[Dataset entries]
○ ○ ○ ○ ○

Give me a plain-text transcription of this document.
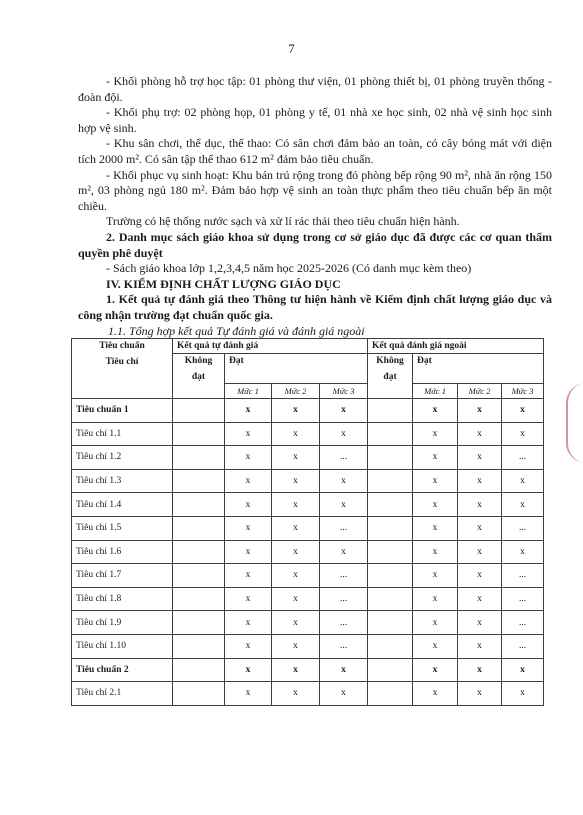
7

- Khối phòng hỗ trợ học tập: 01 phòng thư viện, 01 phòng thiết bị, 01 phòng truyền thống - đoàn đội.

- Khối phụ trợ: 02 phòng họp, 01 phòng y tế, 01 nhà xe học sinh, 02 nhà vệ sinh học sinh hợp vệ sinh.

- Khu sân chơi, thể dục, thể thao: Có sân chơi đảm bảo an toàn, có cây bóng mát với diện tích 2000 m². Có sân tập thể thao 612 m² đảm bảo tiêu chuẩn.

- Khối phục vụ sinh hoạt: Khu bán trú rộng trong đó phòng bếp rộng 90 m², nhà ăn rộng 150 m², 03 phòng ngủ 180 m². Đảm bảo hợp vệ sinh an toàn thực phẩm theo tiêu chuẩn bếp ăn một chiều.

Trường có hệ thống nước sạch và xử lí rác thải theo tiêu chuẩn hiện hành.

2. Danh mục sách giáo khoa sử dụng trong cơ sở giáo dục đã được các cơ quan thẩm quyền phê duyệt

- Sách giáo khoa lớp 1,2,3,4,5 năm học 2025-2026 (Có danh mục kèm theo)

IV. KIỂM ĐỊNH CHẤT LƯỢNG GIÁO DỤC

1. Kết quả tự đánh giá theo Thông tư hiện hành về Kiểm định chất lượng giáo dục và công nhận trường đạt chuẩn quốc gia.

1.1. Tổng hợp kết quả Tự đánh giá và đánh giá ngoài

Tiêu chuẩn
Tiêu chí	Kết quả tự đánh giá				Kết quả đánh giá ngoài			

	Không
đạt	Đạt			Không
đạt	Đạt		
		Mức 1	Mức 2	Mức 3		Mức 1	Mức 2	Mức 3
Tiêu chuẩn 1		x	x	x		x	x	x
Tiêu chí 1.1		x	x	x		x	x	x
Tiêu chí 1.2		x	x	...		x	x	...
Tiêu chí 1.3		x	x	x		x	x	x
Tiêu chí 1.4		x	x	x		x	x	x
Tiêu chí 1.5		x	x	...		x	x	...
Tiêu chí 1.6		x	x	x		x	x	x
Tiêu chí 1.7		x	x	...		x	x	...
Tiêu chí 1.8		x	x	...		x	x	...
Tiêu chí 1.9		x	x	...		x	x	...
Tiêu chí 1.10		x	x	...		x	x	...
Tiêu chuẩn 2		x	x	x		x	x	x
Tiêu chí 2.1		x	x	x		x	x	x
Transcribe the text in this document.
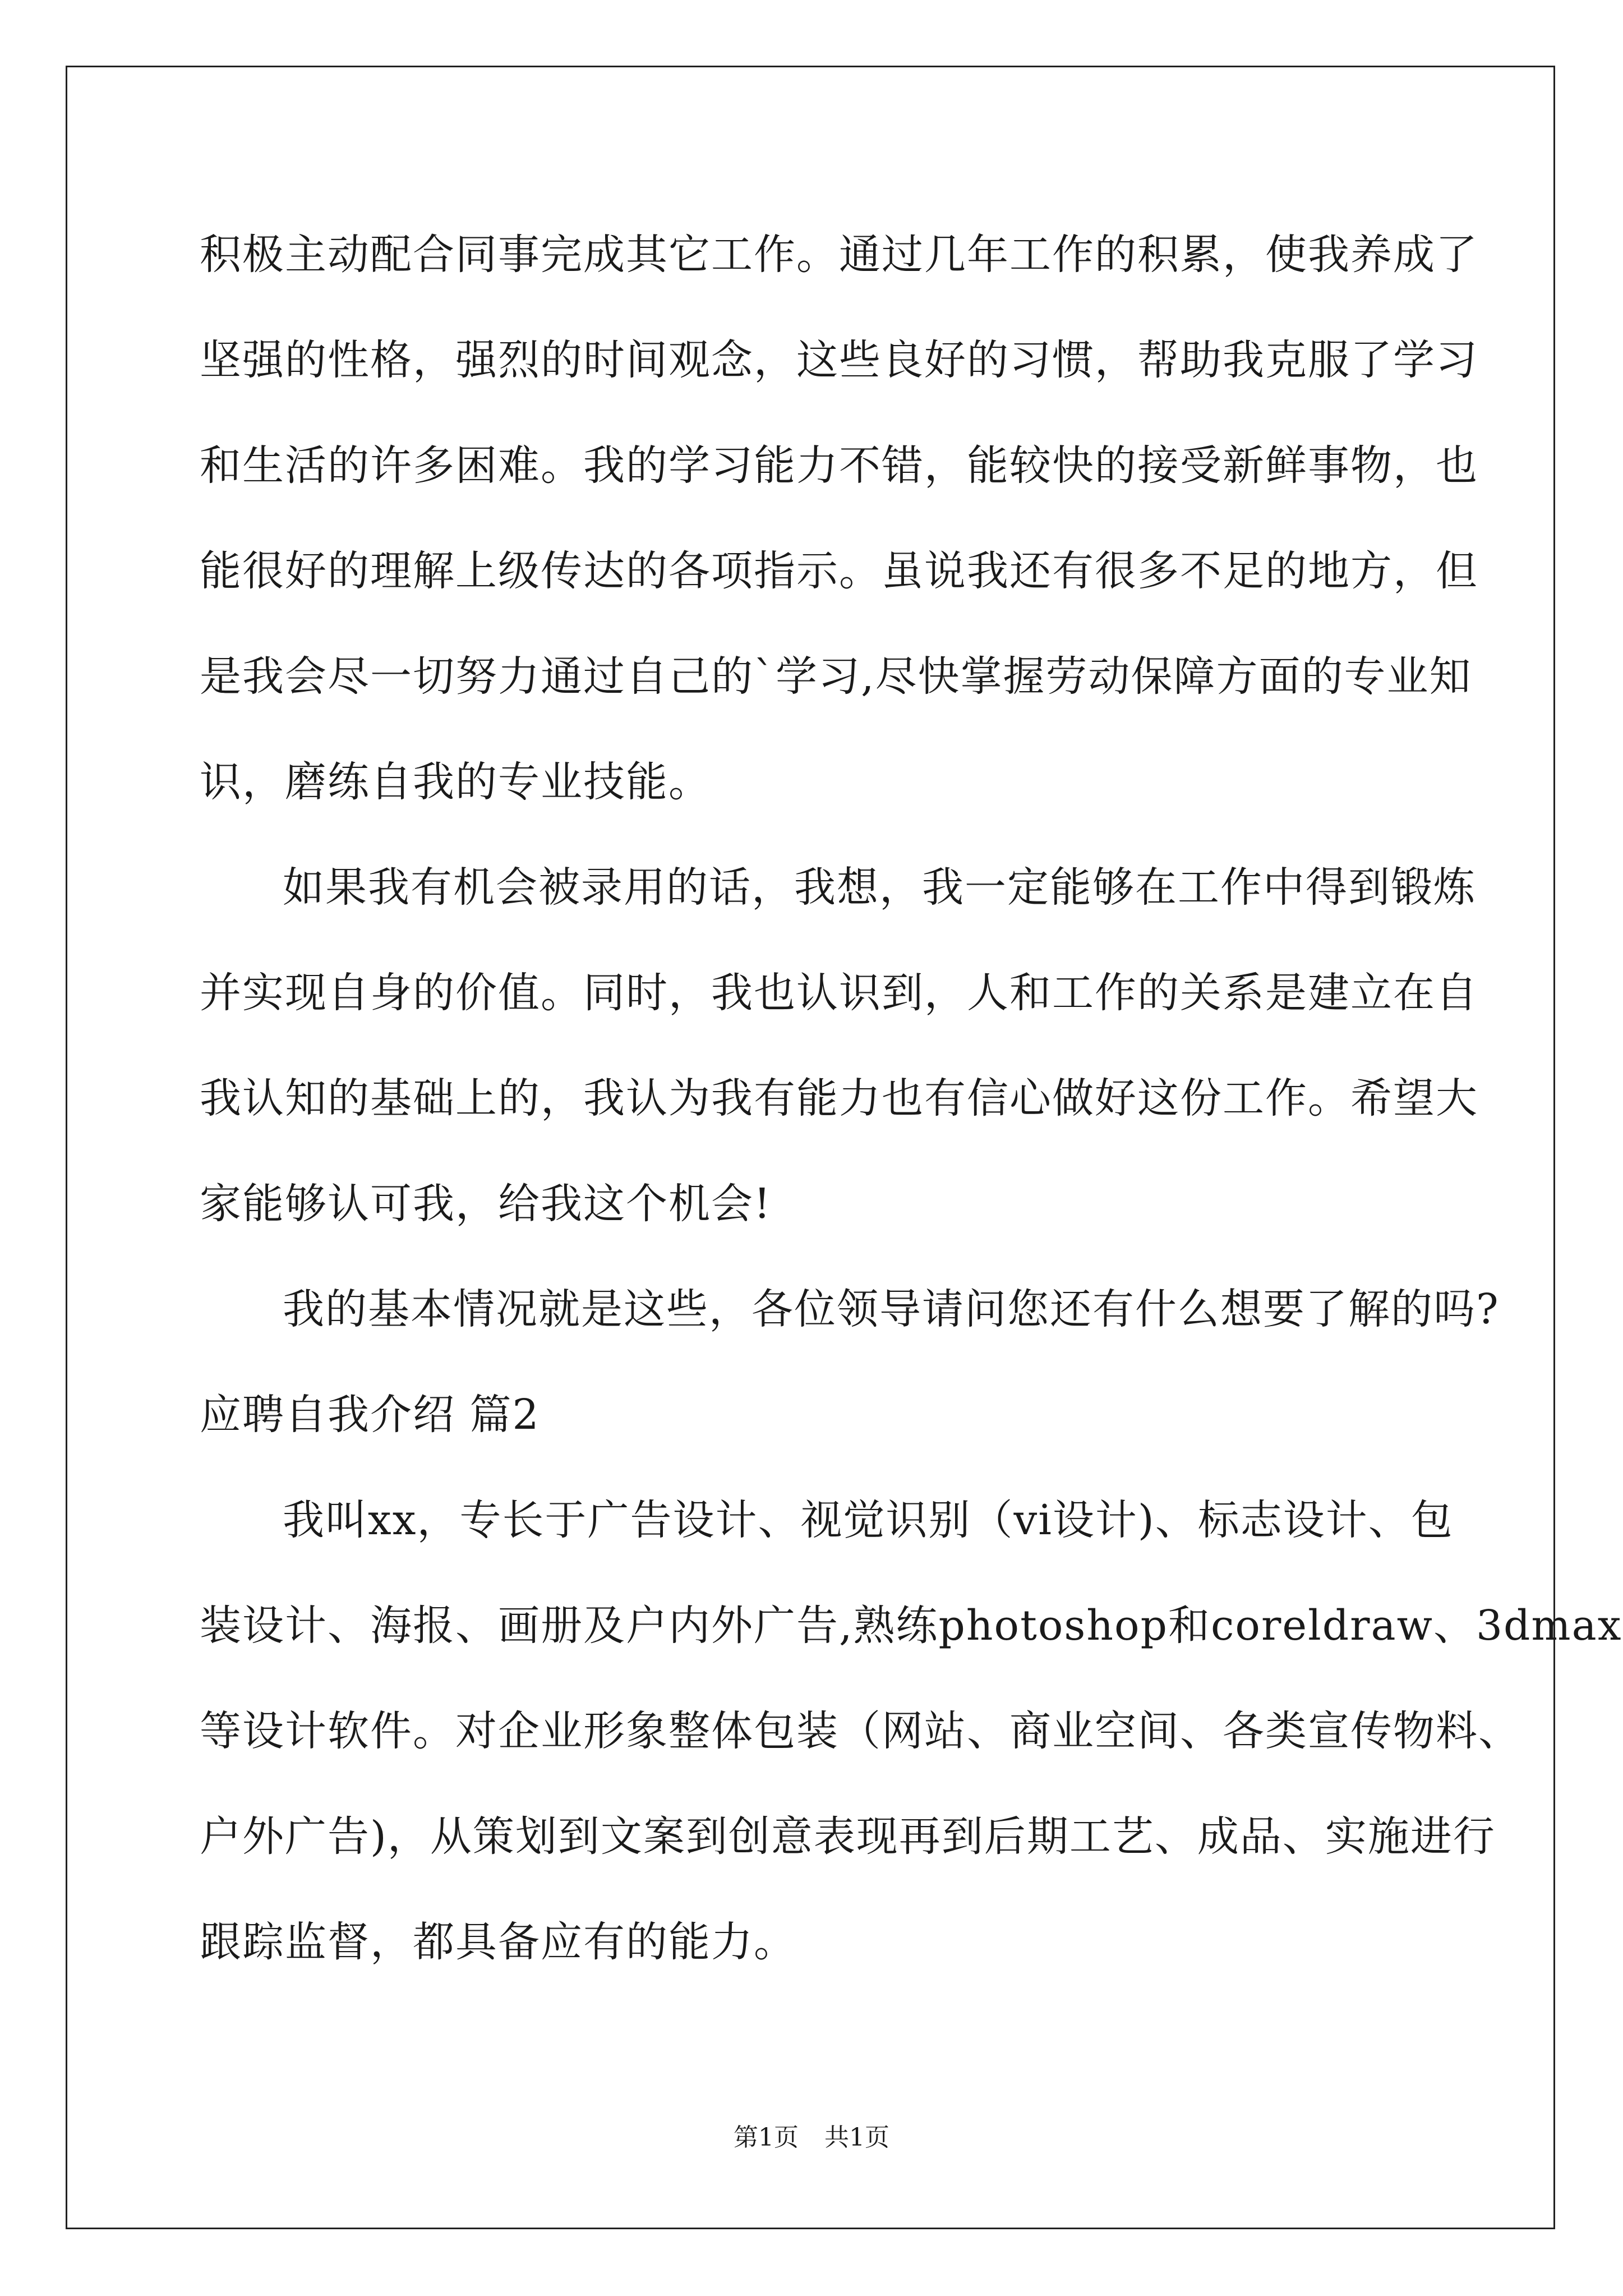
积极主动配合同事完成其它工作。通过几年工作的积累，使我养成了
坚强的性格，强烈的时间观念，这些良好的习惯，帮助我克服了学习
和生活的许多困难。我的学习能力不错，能较快的接受新鲜事物，也
能很好的理解上级传达的各项指示。虽说我还有很多不足的地方，但
是我会尽一切努力通过自己的`学习,尽快掌握劳动保障方面的专业知
识，磨练自我的专业技能。
如果我有机会被录用的话，我想，我一定能够在工作中得到锻炼
并实现自身的价值。同时，我也认识到，人和工作的关系是建立在自
我认知的基础上的，我认为我有能力也有信心做好这份工作。希望大
家能够认可我，给我这个机会!
我的基本情况就是这些，各位领导请问您还有什么想要了解的吗?
应聘自我介绍 篇2
我叫xx，专长于广告设计、视觉识别（vi设计)、标志设计、包
装设计、海报、画册及户内外广告,熟练photoshop和coreldraw、3dmax
等设计软件。对企业形象整体包装（网站、商业空间、各类宣传物料、
户外广告)，从策划到文案到创意表现再到后期工艺、成品、实施进行
跟踪监督，都具备应有的能力。
第1页 共1页
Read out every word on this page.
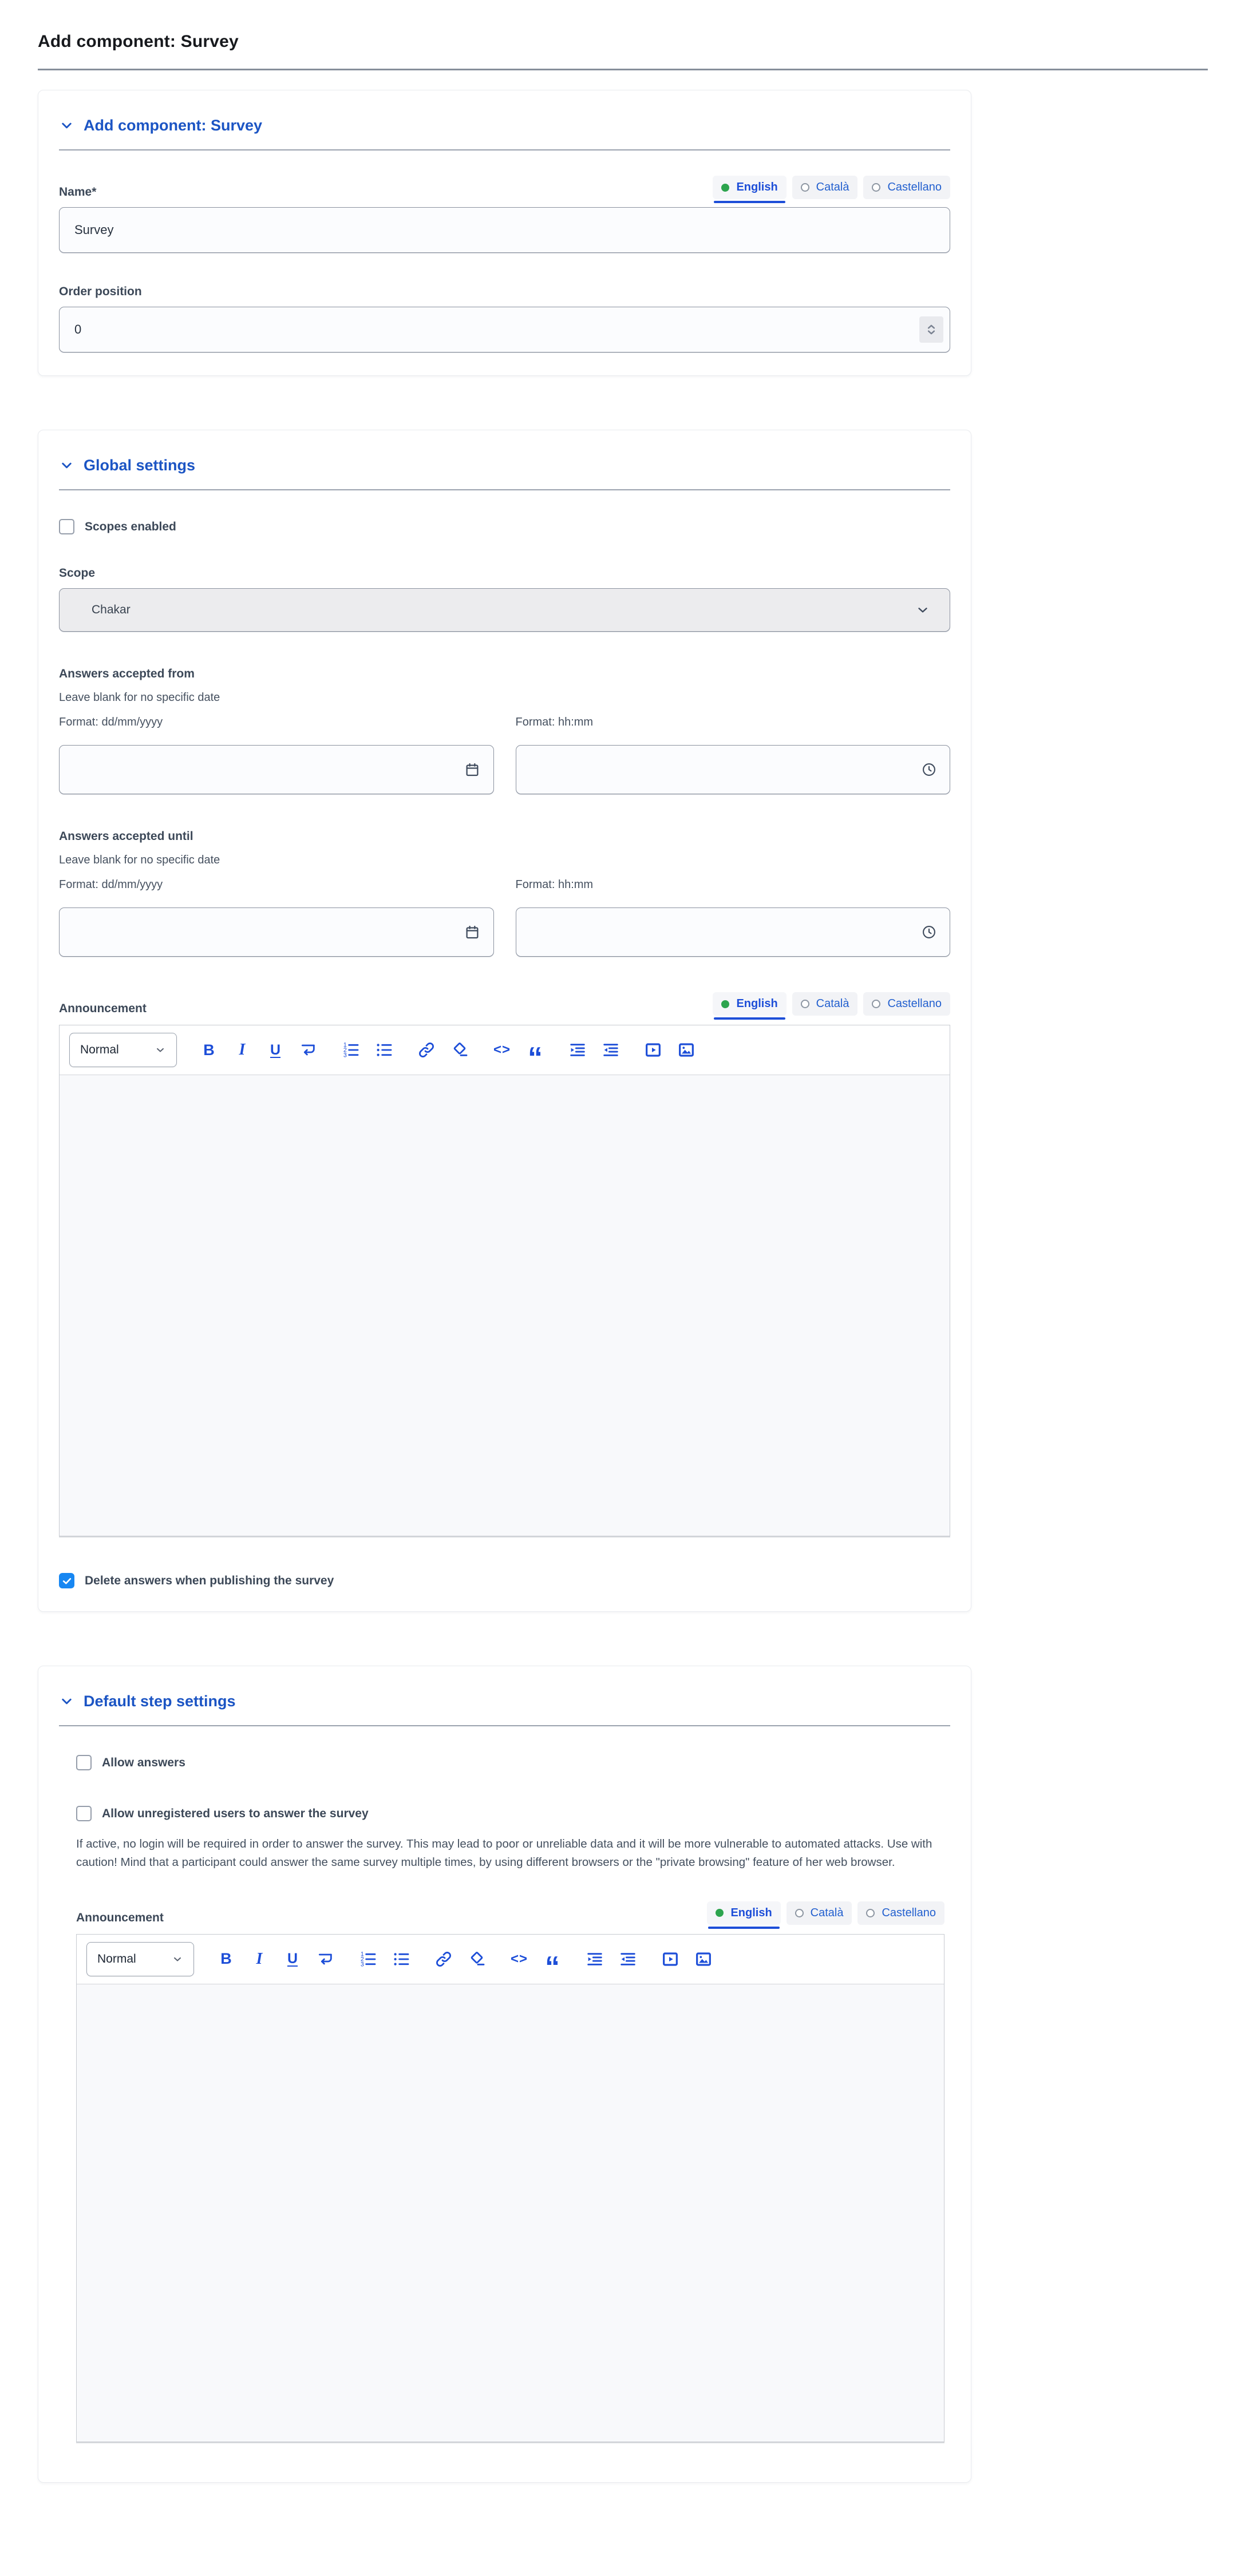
Add component: Survey
Add component: Survey
Name*	English	Català	Castellano
Survey
Order position
0
Global settings
Scopes enabled
Scope
Chakar
Answers accepted from
Leave blank for no specific date
Format: dd/mm/yyyy	Format: hh:mm
Answers accepted until
Leave blank for no specific date
Format: dd/mm/yyyy	Format: hh:mm
Announcement	English	Català	Castellano
Normal	B I U	1
2
3	<> “
Delete answers when publishing the survey
Default step settings
Allow answers
Allow unregistered users to answer the survey

If active, no login will be required in order to answer the survey. This may lead to poor or unreliable data and it will be more vulnerable to automated attacks. Use with caution! Mind that a participant could answer the same survey multiple times, by using different browsers or the "private browsing" feature of her web browser.

Announcement	English	Català	Castellano
Normal	B I U	1
2
3	<> “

○ ○ ○ ○ ○

=== OBJECTIVE ===
Set down all the entries exactly as they appear, but skip any pictures.

=== FULL OUTPUT ===
Give me a plain-text transcription of this document.
7

- Khối phòng hỗ trợ học tập: 01 phòng thư viện, 01 phòng thiết bị, 01 phòng truyền thống - đoàn đội.

- Khối phụ trợ: 02 phòng họp, 01 phòng y tế, 01 nhà xe học sinh, 02 nhà vệ sinh học sinh hợp vệ sinh.

- Khu sân chơi, thể dục, thể thao: Có sân chơi đảm bảo an toàn, có cây bóng mát với diện tích 2000 m². Có sân tập thể thao 612 m² đảm bảo tiêu chuẩn.

- Khối phục vụ sinh hoạt: Khu bán trú rộng trong đó phòng bếp rộng 90 m², nhà ăn rộng 150 m², 03 phòng ngủ 180 m². Đảm bảo hợp vệ sinh an toàn thực phẩm theo tiêu chuẩn bếp ăn một chiều.

Trường có hệ thống nước sạch và xử lí rác thải theo tiêu chuẩn hiện hành.

2. Danh mục sách giáo khoa sử dụng trong cơ sở giáo dục đã được các cơ quan thẩm quyền phê duyệt

- Sách giáo khoa lớp 1,2,3,4,5 năm học 2025-2026 (Có danh mục kèm theo)

IV. KIỂM ĐỊNH CHẤT LƯỢNG GIÁO DỤC

1. Kết quả tự đánh giá theo Thông tư hiện hành về Kiểm định chất lượng giáo dục và công nhận trường đạt chuẩn quốc gia.

1.1. Tổng hợp kết quả Tự đánh giá và đánh giá ngoài

Tiêu chuẩn
Tiêu chí	Kết quả tự đánh giá				Kết quả đánh giá ngoài			

	Không
đạt	Đạt			Không
đạt	Đạt		
		Mức 1	Mức 2	Mức 3		Mức 1	Mức 2	Mức 3
Tiêu chuẩn 1		x	x	x		x	x	x
Tiêu chí 1.1		x	x	x		x	x	x
Tiêu chí 1.2		x	x	...		x	x	...
Tiêu chí 1.3		x	x	x		x	x	x
Tiêu chí 1.4		x	x	x		x	x	x
Tiêu chí 1.5		x	x	...		x	x	...
Tiêu chí 1.6		x	x	x		x	x	x
Tiêu chí 1.7		x	x	...		x	x	...
Tiêu chí 1.8		x	x	...		x	x	...
Tiêu chí 1.9		x	x	...		x	x	...
Tiêu chí 1.10		x	x	...		x	x	...
Tiêu chuẩn 2		x	x	x		x	x	x
Tiêu chí 2.1		x	x	x		x	x	x
Transcribe the text in this document.
积极主动配合同事完成其它工作。通过几年工作的积累，使我养成了
坚强的性格，强烈的时间观念，这些良好的习惯，帮助我克服了学习
和生活的许多困难。我的学习能力不错，能较快的接受新鲜事物，也
能很好的理解上级传达的各项指示。虽说我还有很多不足的地方，但
是我会尽一切努力通过自己的`学习,尽快掌握劳动保障方面的专业知
识，磨练自我的专业技能。
如果我有机会被录用的话，我想，我一定能够在工作中得到锻炼
并实现自身的价值。同时，我也认识到，人和工作的关系是建立在自
我认知的基础上的，我认为我有能力也有信心做好这份工作。希望大
家能够认可我，给我这个机会!
我的基本情况就是这些，各位领导请问您还有什么想要了解的吗?
应聘自我介绍 篇2
我叫xx，专长于广告设计、视觉识别（vi设计)、标志设计、包
装设计、海报、画册及户内外广告,熟练photoshop和coreldraw、3dmax
等设计软件。对企业形象整体包装（网站、商业空间、各类宣传物料、
户外广告)，从策划到文案到创意表现再到后期工艺、成品、实施进行
跟踪监督，都具备应有的能力。
第1页 共1页
Read out every word on this page.
Add component: Survey
Add component: Survey
Name*	English	Català	Castellano
Survey
Order position
0
Global settings
Scopes enabled
Scope
Chakar
Answers accepted from
Leave blank for no specific date
Format: dd/mm/yyyy	Format: hh:mm
Answers accepted until
Leave blank for no specific date
Format: dd/mm/yyyy	Format: hh:mm
Announcement	English	Català	Castellano
Normal	B I U	1
2
3	<> “
Delete answers when publishing the survey
Default step settings
Allow answers
Allow unregistered users to answer the survey

If active, no login will be required in order to answer the survey. This may lead to poor or unreliable data and it will be more vulnerable to automated attacks. Use with caution! Mind that a participant could answer the same survey multiple times, by using different browsers or the "private browsing" feature of her web browser.

Announcement	English	Català	Castellano
Normal	B I U	1
2
3	<> “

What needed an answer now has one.